What is asked:
Examine the material below and count the lines that hold the word "desk". Report only the number.
* * * * *
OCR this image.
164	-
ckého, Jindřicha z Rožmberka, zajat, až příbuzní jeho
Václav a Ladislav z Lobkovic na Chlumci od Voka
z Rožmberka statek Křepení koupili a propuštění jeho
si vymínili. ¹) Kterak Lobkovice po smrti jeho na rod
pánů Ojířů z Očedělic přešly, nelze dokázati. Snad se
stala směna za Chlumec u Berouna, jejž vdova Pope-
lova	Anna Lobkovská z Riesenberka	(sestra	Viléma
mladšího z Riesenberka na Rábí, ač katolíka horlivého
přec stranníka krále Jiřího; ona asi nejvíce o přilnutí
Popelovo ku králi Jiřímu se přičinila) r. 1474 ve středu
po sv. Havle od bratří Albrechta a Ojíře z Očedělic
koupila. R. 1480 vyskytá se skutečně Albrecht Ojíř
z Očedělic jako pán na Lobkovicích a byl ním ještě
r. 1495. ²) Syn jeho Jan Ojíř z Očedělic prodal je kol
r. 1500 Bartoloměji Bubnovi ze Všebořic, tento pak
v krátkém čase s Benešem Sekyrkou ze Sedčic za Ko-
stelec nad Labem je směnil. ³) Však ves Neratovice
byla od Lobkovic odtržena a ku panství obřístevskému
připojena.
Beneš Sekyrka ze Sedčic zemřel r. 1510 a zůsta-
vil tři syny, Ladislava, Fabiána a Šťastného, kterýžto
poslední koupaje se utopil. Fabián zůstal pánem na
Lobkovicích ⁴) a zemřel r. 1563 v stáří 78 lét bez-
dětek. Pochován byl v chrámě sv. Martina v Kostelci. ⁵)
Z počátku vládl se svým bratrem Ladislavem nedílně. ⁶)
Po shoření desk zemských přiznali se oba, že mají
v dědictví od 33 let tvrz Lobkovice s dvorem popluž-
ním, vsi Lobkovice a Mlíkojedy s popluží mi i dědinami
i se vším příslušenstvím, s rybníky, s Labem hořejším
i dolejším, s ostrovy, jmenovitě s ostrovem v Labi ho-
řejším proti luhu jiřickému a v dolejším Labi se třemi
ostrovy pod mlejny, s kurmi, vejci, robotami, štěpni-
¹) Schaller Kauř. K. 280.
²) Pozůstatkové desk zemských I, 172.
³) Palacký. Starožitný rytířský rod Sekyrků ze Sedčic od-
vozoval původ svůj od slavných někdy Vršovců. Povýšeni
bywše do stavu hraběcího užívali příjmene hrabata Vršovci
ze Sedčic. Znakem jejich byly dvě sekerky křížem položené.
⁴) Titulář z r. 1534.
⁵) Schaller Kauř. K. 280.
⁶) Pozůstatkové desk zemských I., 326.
* * * * *
Task output:
3